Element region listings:
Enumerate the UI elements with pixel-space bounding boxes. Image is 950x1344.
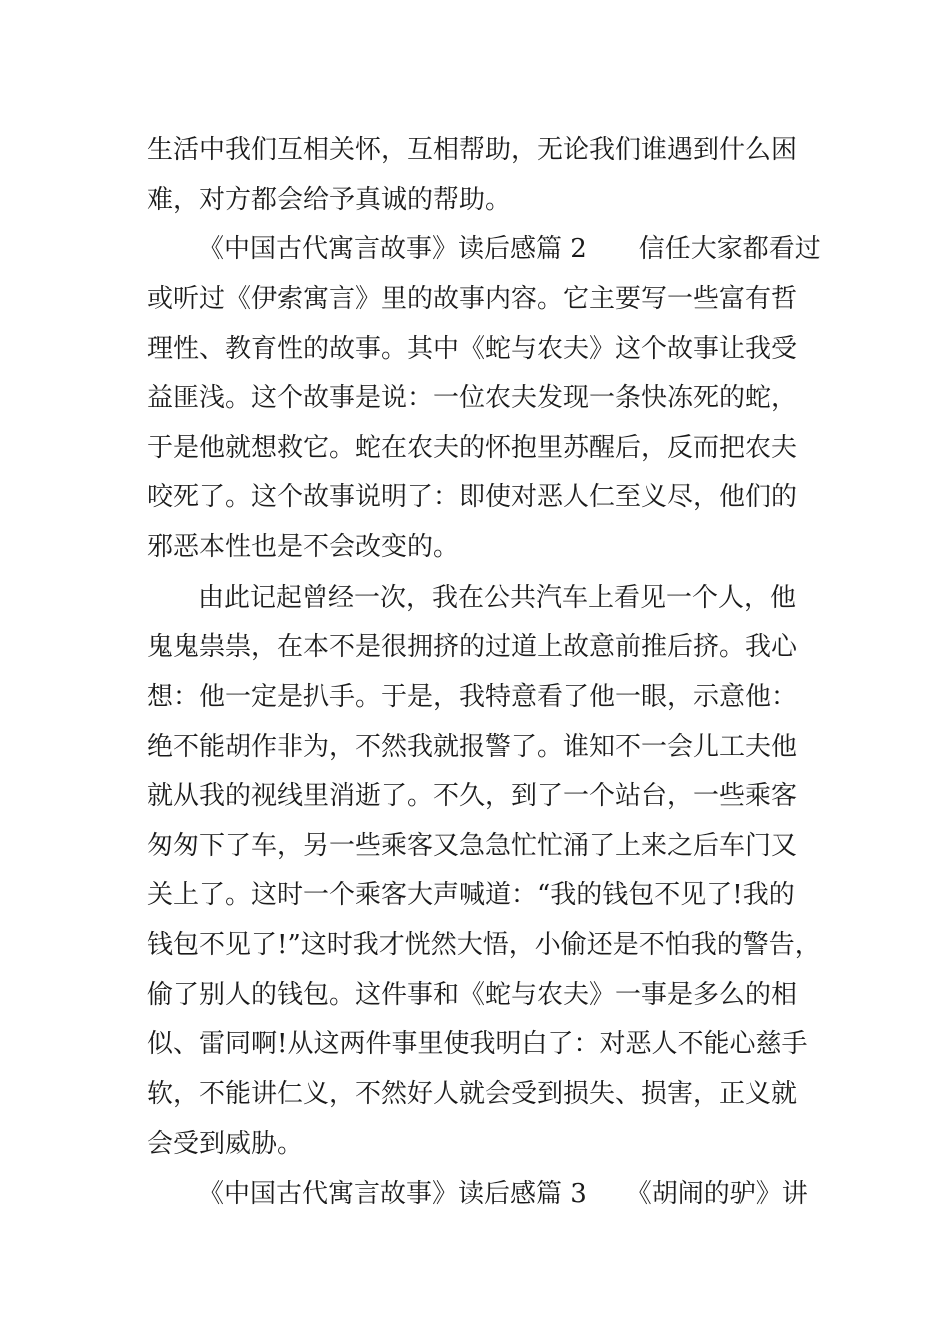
text-line: 就从我的视线里消逝了。不久，到了一个站台，一些乘客 [147, 781, 798, 811]
text-line: 或听过《伊索寓言》里的故事内容。它主要写一些富有哲 [147, 284, 798, 314]
text-line: 似、雷同啊!从这两件事里使我明白了：对恶人不能心慈手 [147, 1029, 808, 1059]
text-line: 《中国古代寓言故事》读后感篇 3 《胡闹的驴》讲 [198, 1179, 808, 1209]
text-line: 邪恶本性也是不会改变的。 [147, 532, 460, 562]
text-line: 咬死了。这个故事说明了：即使对恶人仁至义尽，他们的 [147, 482, 798, 512]
text-line: 软，不能讲仁义，不然好人就会受到损失、损害，正义就 [147, 1079, 798, 1109]
text-line: 绝不能胡作非为，不然我就报警了。谁知不一会儿工夫他 [147, 732, 798, 762]
text-line: 鬼鬼祟祟，在本不是很拥挤的过道上故意前推后挤。我心 [147, 632, 798, 662]
text-line: 由此记起曾经一次，我在公共汽车上看见一个人，他 [198, 583, 797, 613]
text-line: 会受到威胁。 [147, 1129, 304, 1159]
text-line: 于是他就想救它。蛇在农夫的怀抱里苏醒后，反而把农夫 [147, 433, 798, 463]
text-line: 钱包不见了!”这时我才恍然大悟，小偷还是不怕我的警告， [147, 930, 821, 960]
text-line: 益匪浅。这个故事是说：一位农夫发现一条快冻死的蛇， [147, 383, 798, 413]
text-line: 《中国古代寓言故事》读后感篇 2 信任大家都看过 [198, 234, 821, 264]
text-line: 关上了。这时一个乘客大声喊道：“我的钱包不见了!我的 [147, 880, 795, 910]
text-line: 难，对方都会给予真诚的帮助。 [147, 185, 512, 215]
text-line: 生活中我们互相关怀，互相帮助，无论我们谁遇到什么困 [147, 135, 798, 165]
text-line: 理性、教育性的故事。其中《蛇与农夫》这个故事让我受 [147, 334, 798, 364]
text-line: 匆匆下了车，另一些乘客又急急忙忙涌了上来之后车门又 [147, 831, 798, 861]
text-line: 想：他一定是扒手。于是，我特意看了他一眼，示意他： [147, 682, 798, 712]
text-line: 偷了别人的钱包。这件事和《蛇与农夫》一事是多么的相 [147, 980, 798, 1010]
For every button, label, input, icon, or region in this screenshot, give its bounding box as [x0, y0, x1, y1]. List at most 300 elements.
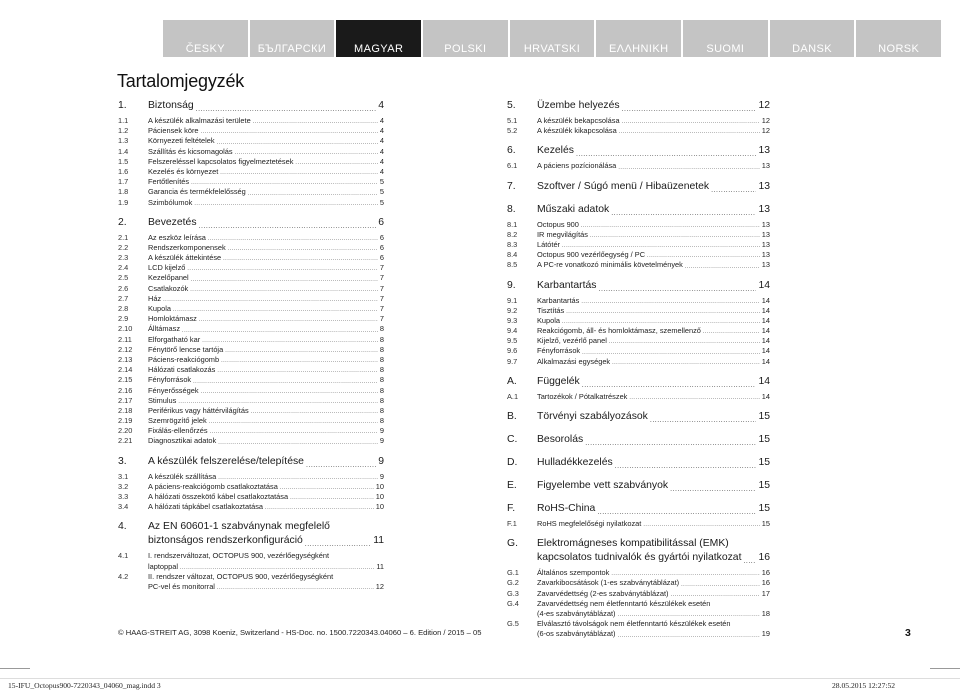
toc-entry[interactable]	[118, 492, 384, 502]
toc-entry-line	[118, 582, 384, 592]
toc-entry[interactable]	[118, 136, 384, 146]
toc-entry[interactable]	[507, 357, 770, 367]
toc-entry[interactable]	[507, 619, 770, 639]
toc-entry-page: 7	[379, 304, 384, 313]
toc-section-title: kapcsolatos tudnivalók és gyártói nyilatkozat	[537, 552, 742, 564]
toc-right-column	[507, 100, 770, 640]
toc-entry-line	[507, 609, 770, 619]
toc-entry-title: A páciens pozícionálása	[537, 161, 617, 171]
toc-entry-title: Diagnosztikai adatok	[148, 436, 217, 446]
toc-section-title: Függelék	[537, 375, 580, 387]
toc-group	[118, 456, 384, 513]
toc-entry-title: Környezeti feltételek	[148, 136, 215, 146]
toc-section-line	[507, 552, 770, 566]
toc-entry[interactable]	[507, 316, 770, 326]
toc-entry-title: A PC-re vonatkozó minimális követelmények	[537, 260, 683, 270]
toc-entry-number: 2.19	[118, 416, 133, 426]
dot-leader	[182, 328, 378, 335]
toc-entry-page: 6	[379, 253, 384, 263]
toc-entry[interactable]	[118, 426, 384, 436]
toc-entry-page: 7	[379, 283, 384, 293]
toc-entry-title: Fényforrások	[148, 375, 192, 385]
language-tab-5[interactable]: ΕΛΛΗΝΙΚΗ	[596, 20, 681, 57]
toc-section[interactable]	[507, 457, 770, 471]
toc-entry[interactable]	[118, 406, 384, 416]
toc-entry[interactable]	[507, 392, 770, 402]
dot-leader	[217, 368, 378, 375]
toc-section-title: biztonságos rendszerkonfiguráció	[148, 535, 303, 547]
toc-entry-title: Kezelőpanel	[148, 273, 189, 283]
toc-entry-line	[507, 599, 770, 609]
dot-leader	[190, 287, 378, 294]
dot-leader	[196, 105, 377, 114]
toc-group	[507, 204, 770, 271]
dot-leader	[599, 285, 757, 294]
toc-section-page: 15	[758, 457, 770, 468]
toc-entry-page: 9	[379, 436, 384, 446]
dot-leader	[622, 105, 757, 114]
toc-entry[interactable]	[118, 314, 384, 324]
toc-entry-title: A készülék kikapcsolása	[537, 126, 617, 136]
toc-entry-title: Szimbólumok	[148, 197, 193, 207]
toc-section-page: 4	[378, 100, 384, 111]
toc-entry-number: 1.1	[118, 116, 129, 125]
toc-entry[interactable]	[118, 335, 384, 345]
toc-entry[interactable]	[118, 304, 384, 314]
dot-leader	[199, 222, 377, 231]
toc-section-title: Hulladékkezelés	[537, 457, 613, 468]
toc-left-column	[118, 100, 384, 592]
toc-entry-title: (6-os szabványtáblázat)	[537, 629, 616, 639]
toc-group	[507, 411, 770, 425]
toc-subentries	[507, 161, 770, 171]
toc-section-title: Karbantartás	[537, 279, 597, 291]
toc-entry-page: 8	[379, 334, 384, 344]
toc-entry-number: 8.2	[507, 229, 518, 239]
toc-entry-page: 10	[375, 502, 384, 512]
toc-entry[interactable]	[118, 365, 384, 375]
toc-entry-title: Fényerősségek	[148, 385, 199, 395]
toc-entry-title: Zavarvédettség (2-es szabványtáblázat)	[537, 588, 669, 598]
toc-entry[interactable]	[118, 116, 384, 126]
toc-section-number: E.	[507, 480, 517, 491]
toc-entry-title: Kijelző, vezérlő panel	[537, 336, 607, 346]
toc-section-title: Kezelés	[537, 145, 574, 157]
toc-entry[interactable]	[507, 568, 770, 578]
dot-leader	[609, 339, 760, 346]
language-tab-4[interactable]: HRVATSKI	[510, 20, 595, 57]
toc-section[interactable]	[507, 503, 770, 517]
toc-entry-number: 1.5	[118, 156, 129, 166]
toc-entry-number: 2.15	[118, 375, 133, 385]
toc-entry-page: 11	[376, 561, 384, 571]
toc-section[interactable]	[507, 204, 770, 218]
toc-section-page: 15	[758, 434, 770, 445]
toc-entry[interactable]	[118, 157, 384, 167]
toc-entry[interactable]	[118, 177, 384, 187]
language-tab-0[interactable]: ČESKY	[163, 20, 248, 57]
toc-entry-page: 14	[761, 391, 770, 401]
toc-entry[interactable]	[507, 599, 770, 619]
dot-leader	[582, 381, 757, 390]
toc-entry-page: 14	[761, 295, 770, 305]
toc-section-number: D.	[507, 457, 518, 468]
toc-entry[interactable]	[118, 253, 384, 263]
toc-entry-page: 12	[761, 116, 770, 125]
page-number: 3	[905, 627, 911, 639]
toc-entry-page: 13	[761, 219, 770, 229]
dot-leader	[178, 399, 378, 406]
toc-entry[interactable]	[118, 551, 384, 571]
toc-entry[interactable]	[507, 250, 770, 260]
toc-entry-number: G.5	[507, 619, 519, 629]
dot-leader	[191, 277, 378, 284]
toc-entry-title: Fénytörő lencse tartója	[148, 344, 224, 354]
toc-entry[interactable]	[507, 161, 770, 171]
toc-subentries	[507, 116, 770, 136]
toc-entry-page: 8	[379, 385, 384, 395]
dot-leader	[163, 297, 378, 304]
dot-leader	[585, 439, 756, 448]
toc-entry-title: Szemrögzítő jelek	[148, 416, 207, 426]
dot-leader	[582, 350, 760, 357]
toc-section-title: A készülék felszerelése/telepítése	[148, 455, 304, 467]
toc-entry[interactable]	[118, 375, 384, 385]
dot-leader	[201, 129, 378, 136]
toc-entry[interactable]	[118, 472, 384, 482]
toc-section[interactable]	[118, 217, 384, 231]
toc-entry[interactable]	[118, 436, 384, 446]
toc-entry[interactable]	[507, 260, 770, 270]
toc-entry[interactable]	[118, 396, 384, 406]
toc-section-number: F.	[507, 503, 516, 514]
toc-entry[interactable]	[118, 284, 384, 294]
toc-entry[interactable]	[118, 233, 384, 243]
toc-entry[interactable]	[118, 198, 384, 208]
toc-entry-page: 8	[379, 416, 384, 426]
toc-entry-title: Reakciógomb, áll- és homloktámasz, szemellenző	[537, 326, 701, 336]
toc-section-page: 9	[378, 455, 384, 467]
toc-entry-page: 5	[379, 197, 384, 207]
toc-entry-number: 9.4	[507, 326, 518, 336]
toc-section-page: 12	[758, 100, 770, 111]
toc-section[interactable]	[507, 376, 770, 390]
toc-entry-number: 2.8	[118, 304, 129, 313]
toc-entry-number: 2.5	[118, 273, 129, 283]
toc-entry-page: 8	[379, 324, 384, 334]
toc-section-page: 14	[758, 375, 770, 387]
dot-leader	[173, 307, 378, 314]
language-tab-1[interactable]: БЪЛГАРСКИ	[250, 20, 335, 57]
dot-leader	[597, 508, 756, 517]
toc-entry-number: 5.2	[507, 126, 518, 136]
toc-entry-title: II. rendszer változat, OCTOPUS 900, vezérlőegységként	[148, 571, 334, 581]
dot-leader	[629, 395, 759, 402]
dot-leader	[218, 475, 378, 482]
toc-entry[interactable]	[507, 306, 770, 316]
toc-entry-line	[118, 551, 384, 561]
toc-entry-page: 8	[379, 375, 384, 385]
toc-entry-line	[118, 562, 384, 572]
toc-section-number: 5.	[507, 100, 516, 111]
toc-section-number: C.	[507, 434, 518, 445]
toc-entry-title: Csatlakozók	[148, 283, 189, 293]
toc-section-title: Szoftver / Súgó menü / Hibaüzenetek	[537, 180, 710, 192]
toc-entry-title: Homloktámasz	[148, 314, 197, 324]
toc-section-page: 15	[758, 411, 770, 422]
toc-entry-title: Rendszerkomponensek	[148, 242, 226, 252]
toc-section-title: Üzembe helyezés	[537, 100, 620, 111]
toc-entry[interactable]	[507, 519, 770, 529]
dot-leader	[199, 317, 378, 324]
toc-section[interactable]	[118, 100, 384, 114]
toc-entry-number: G.1	[507, 568, 519, 578]
toc-entry-number: 2.11	[118, 334, 132, 344]
toc-group	[507, 145, 770, 171]
dot-leader	[685, 264, 760, 271]
toc-entry-page: 12	[375, 581, 384, 591]
toc-entry-title: A készülék alkalmazási területe	[148, 116, 251, 125]
toc-entry-number: F.1	[507, 519, 517, 528]
toc-section[interactable]	[507, 411, 770, 425]
toc-entry-number: 2.4	[118, 263, 129, 273]
toc-entry[interactable]	[507, 116, 770, 126]
toc-section[interactable]	[507, 538, 770, 566]
toc-entry[interactable]	[118, 502, 384, 512]
toc-entry[interactable]	[507, 230, 770, 240]
toc-entry-page: 7	[379, 273, 384, 283]
toc-subentries	[507, 392, 770, 402]
toc-entry-page: 8	[379, 354, 384, 364]
toc-entry[interactable]	[507, 326, 770, 336]
toc-group	[507, 434, 770, 448]
dot-leader	[217, 585, 374, 592]
slug-timestamp: 28.05.2015 12:27:52	[832, 681, 896, 690]
toc-entry[interactable]	[118, 482, 384, 492]
toc-entry-title: Elválasztó távolságok nem életfenntartó készülékek esetén	[537, 619, 731, 629]
toc-entry[interactable]	[118, 126, 384, 136]
dot-leader	[643, 522, 759, 529]
dot-leader	[611, 209, 756, 218]
toc-section-number: 7.	[507, 180, 516, 192]
toc-entry-number: G.4	[507, 598, 519, 608]
dot-leader	[202, 338, 378, 345]
toc-section[interactable]	[507, 145, 770, 159]
toc-section-title: Biztonság	[148, 100, 194, 111]
toc-entry-number: 9.7	[507, 356, 518, 366]
toc-entry-title: Tisztítás	[537, 305, 565, 315]
toc-entry-title: Álltámasz	[148, 324, 181, 334]
toc-entry-page: 19	[761, 629, 770, 639]
toc-entry-title: A páciens-reakciógomb csatlakoztatása	[148, 481, 278, 491]
language-tab-3[interactable]: POLSKI	[423, 20, 508, 57]
dot-leader	[650, 416, 757, 425]
toc-entry-title: Fertőtlenítés	[148, 177, 190, 187]
toc-entry[interactable]	[118, 273, 384, 283]
toc-subentries	[507, 568, 770, 639]
toc-entry-number: 3.1	[118, 471, 129, 481]
dot-leader	[617, 633, 759, 640]
toc-entry-number: G.2	[507, 578, 519, 588]
dot-leader	[681, 582, 760, 589]
toc-section[interactable]	[507, 100, 770, 114]
toc-section[interactable]	[507, 480, 770, 494]
toc-section-line	[118, 521, 384, 535]
toc-entry-number: 8.1	[507, 219, 518, 229]
toc-entry-title: Stimulus	[148, 395, 177, 405]
toc-group	[507, 538, 770, 639]
toc-entry-number: 1.7	[118, 177, 129, 187]
toc-entry-title: Zavarvédettség nem életfenntartó készülékek esetén	[537, 598, 711, 608]
language-tab-6[interactable]: SUOMI	[683, 20, 768, 57]
dot-leader	[251, 409, 378, 416]
dot-leader	[248, 191, 378, 198]
toc-entry[interactable]	[118, 147, 384, 157]
dot-leader	[265, 505, 374, 512]
toc-entry-title: LCD kijelző	[148, 263, 186, 273]
toc-entry[interactable]	[118, 355, 384, 365]
toc-entry[interactable]	[507, 578, 770, 588]
dot-leader	[223, 256, 378, 263]
page-title: Tartalomjegyzék	[117, 71, 245, 91]
toc-entry-title: laptoppal	[148, 561, 178, 571]
toc-entry[interactable]	[507, 336, 770, 346]
toc-entry[interactable]	[118, 572, 384, 592]
toc-entry-page: 16	[761, 578, 770, 588]
toc-entry-page: 8	[379, 395, 384, 405]
toc-section-title: Bevezetés	[148, 216, 197, 228]
toc-entry-title: Látótér	[537, 239, 561, 249]
toc-section-page: 13	[758, 203, 770, 215]
toc-section-title: Törvényi szabályozások	[537, 411, 648, 422]
toc-entry-number: 8.5	[507, 260, 518, 270]
toc-entry-title: Garancia és termékfelelősség	[148, 187, 246, 197]
toc-entry-page: 14	[761, 315, 770, 325]
toc-entry-number: 1.6	[118, 166, 129, 176]
slug-filename: 15-IFU_Octopus900-7220343_04060_mag.indd 3	[8, 681, 161, 690]
toc-entry[interactable]	[118, 243, 384, 253]
toc-group	[507, 376, 770, 402]
toc-entry[interactable]	[118, 345, 384, 355]
dot-leader	[670, 592, 759, 599]
toc-entry-number: 4.2	[118, 571, 129, 581]
toc-entry[interactable]	[118, 263, 384, 273]
toc-subentries	[507, 220, 770, 271]
toc-entry[interactable]	[507, 296, 770, 306]
toc-entry-number: 2.10	[118, 324, 133, 334]
language-tab-8[interactable]: NORSK	[856, 20, 941, 57]
dot-leader	[576, 150, 756, 159]
toc-entry-page: 4	[379, 146, 384, 156]
toc-entry-title: Zavarkibocsátások (1-es szabványtáblázat)	[537, 578, 680, 588]
dot-leader	[581, 223, 760, 230]
toc-entry-title: Páciens-reakciógomb	[148, 354, 220, 364]
toc-entry[interactable]	[118, 167, 384, 177]
toc-entry-title: Szállítás és kicsomagolás	[148, 146, 233, 156]
dot-leader	[670, 485, 756, 494]
toc-section-number: 9.	[507, 279, 516, 291]
toc-section-number: 8.	[507, 203, 516, 215]
toc-entry-number: 2.21	[118, 436, 133, 446]
dot-leader	[615, 462, 757, 471]
toc-section-number: B.	[507, 411, 517, 422]
toc-entry[interactable]	[118, 416, 384, 426]
toc-entry[interactable]	[507, 589, 770, 599]
toc-entry[interactable]	[118, 187, 384, 197]
toc-section[interactable]	[507, 280, 770, 294]
toc-entry-number: 3.4	[118, 502, 129, 512]
toc-entry-title: Tartozékok / Pótalkatrészek	[537, 391, 628, 401]
toc-entry-number: 8.3	[507, 239, 518, 249]
toc-section[interactable]	[507, 181, 770, 195]
dot-leader	[611, 571, 759, 578]
dot-leader	[711, 186, 756, 195]
toc-section-page: 13	[758, 145, 770, 157]
language-tab-2[interactable]: MAGYAR	[336, 20, 421, 57]
toc-entry-number: 2.1	[118, 232, 129, 242]
toc-section-title: Műszaki adatok	[537, 203, 610, 215]
toc-section[interactable]	[118, 456, 384, 470]
toc-group	[118, 217, 384, 447]
dot-leader	[617, 612, 759, 619]
toc-entry-page: 14	[761, 326, 770, 336]
dot-leader	[703, 329, 760, 336]
dot-leader	[566, 309, 760, 316]
toc-section-number: 6.	[507, 145, 516, 157]
toc-group	[507, 280, 770, 367]
toc-subentries	[507, 519, 770, 529]
dot-leader	[581, 299, 759, 306]
toc-section-page: 11	[373, 535, 384, 547]
toc-entry-line	[507, 619, 770, 629]
toc-entry[interactable]	[118, 324, 384, 334]
toc-section[interactable]	[507, 434, 770, 448]
language-tabs	[163, 20, 941, 57]
toc-entry[interactable]	[118, 294, 384, 304]
language-tab-7[interactable]: DANSK	[770, 20, 855, 57]
toc-section-title: Figyelembe vett szabványok	[537, 480, 669, 491]
toc-entry[interactable]	[507, 126, 770, 136]
toc-entry-page: 15	[761, 519, 770, 528]
toc-entry-number: 1.4	[118, 146, 129, 156]
toc-entry-page: 5	[379, 187, 384, 197]
dot-leader	[228, 246, 378, 253]
toc-entry-number: 1.3	[118, 136, 129, 146]
toc-entry[interactable]	[507, 346, 770, 356]
toc-section-title: RoHS-China	[537, 503, 596, 514]
dot-leader	[235, 150, 378, 157]
dot-leader	[622, 119, 760, 126]
toc-entry[interactable]	[507, 220, 770, 230]
toc-group	[507, 100, 770, 136]
toc-section[interactable]	[118, 521, 384, 549]
toc-entry-line	[507, 629, 770, 639]
toc-entry[interactable]	[507, 240, 770, 250]
dot-leader	[612, 360, 760, 367]
toc-entry-title: Karbantartás	[537, 295, 580, 305]
toc-entry-number: 9.2	[507, 305, 518, 315]
toc-entry-page: 13	[761, 250, 770, 260]
toc-entry-title: Octopus 900 vezérlőegység / PC	[537, 250, 646, 260]
toc-entry-number: 2.7	[118, 293, 129, 303]
toc-section-number: A.	[507, 375, 517, 387]
dot-leader	[619, 129, 760, 136]
toc-section-page: 6	[378, 216, 384, 228]
dot-leader	[562, 243, 760, 250]
dot-leader	[290, 495, 374, 502]
toc-entry[interactable]	[118, 386, 384, 396]
toc-entry-page: 13	[761, 161, 770, 171]
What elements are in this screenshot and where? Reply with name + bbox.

▸ Task brief:
Render everything from the start of the rows down to the line containing "For every button, label, input, icon, or", both ends included, as a Markdown table with the columns Nr and Line, numbering each line and skipping blank lines. Leave the pictures out.

▸ Output below:
| Nr | Line |
|---|---|
| 1 | Enumerate the UI elements with pixel-space bounding boxes. Image is 950x1344. |
| 2 | text-line: 就从我的视线里消逝了。不久，到了一个站台，一些乘客 [147, 781, 798, 811] |
| 3 | text-line: 或听过《伊索寓言》里的故事内容。它主要写一些富有哲 [147, 284, 798, 314] |
| 4 | text-line: 似、雷同啊!从这两件事里使我明白了：对恶人不能心慈手 [147, 1029, 808, 1059] |
| 5 | text-line: 《中国古代寓言故事》读后感篇 3 《胡闹的驴》讲 [198, 1179, 808, 1209] |
| 6 | text-line: 邪恶本性也是不会改变的。 [147, 532, 460, 562] |
| 7 | text-line: 咬死了。这个故事说明了：即使对恶人仁至义尽，他们的 [147, 482, 798, 512] |
| 8 | text-line: 软，不能讲仁义，不然好人就会受到损失、损害，正义就 [147, 1079, 798, 1109] |
| 9 | text-line: 绝不能胡作非为，不然我就报警了。谁知不一会儿工夫他 [147, 732, 798, 762] |
| 10 | text-line: 鬼鬼祟祟，在本不是很拥挤的过道上故意前推后挤。我心 [147, 632, 798, 662] |
| 11 | text-line: 由此记起曾经一次，我在公共汽车上看见一个人，他 [198, 583, 797, 613] |
| 12 | text-line: 会受到威胁。 [147, 1129, 304, 1159] |
| 13 | text-line: 于是他就想救它。蛇在农夫的怀抱里苏醒后，反而把农夫 [147, 433, 798, 463] |
| 14 | text-line: 钱包不见了!”这时我才恍然大悟，小偷还是不怕我的警告， [147, 930, 821, 960] |
| 15 | text-line: 益匪浅。这个故事是说：一位农夫发现一条快冻死的蛇， [147, 383, 798, 413] |
| 16 | text-line: 《中国古代寓言故事》读后感篇 2 信任大家都看过 [198, 234, 821, 264] |
| 17 | text-line: 关上了。这时一个乘客大声喊道：“我的钱包不见了!我的 [147, 880, 795, 910] |
| 18 | text-line: 难，对方都会给予真诚的帮助。 [147, 185, 512, 215] |
| 19 | text-line: 生活中我们互相关怀，互相帮助，无论我们谁遇到什么困 [147, 135, 798, 165] |
| 20 | text-line: 理性、教育性的故事。其中《蛇与农夫》这个故事让我受 [147, 334, 798, 364] |
| 21 | text-line: 匆匆下了车，另一些乘客又急急忙忙涌了上来之后车门又 [147, 831, 798, 861] |
| 22 | text-line: 想：他一定是扒手。于是，我特意看了他一眼，示意他： [147, 682, 798, 712] |
| 23 | text-line: 偷了别人的钱包。这件事和《蛇与农夫》一事是多么的相 [147, 980, 798, 1010] |
| 24 | For every button, label, input, icon, or region in this screenshot, give its bounding box as [x0, y0, x1, y1]. List at most 300 elements. |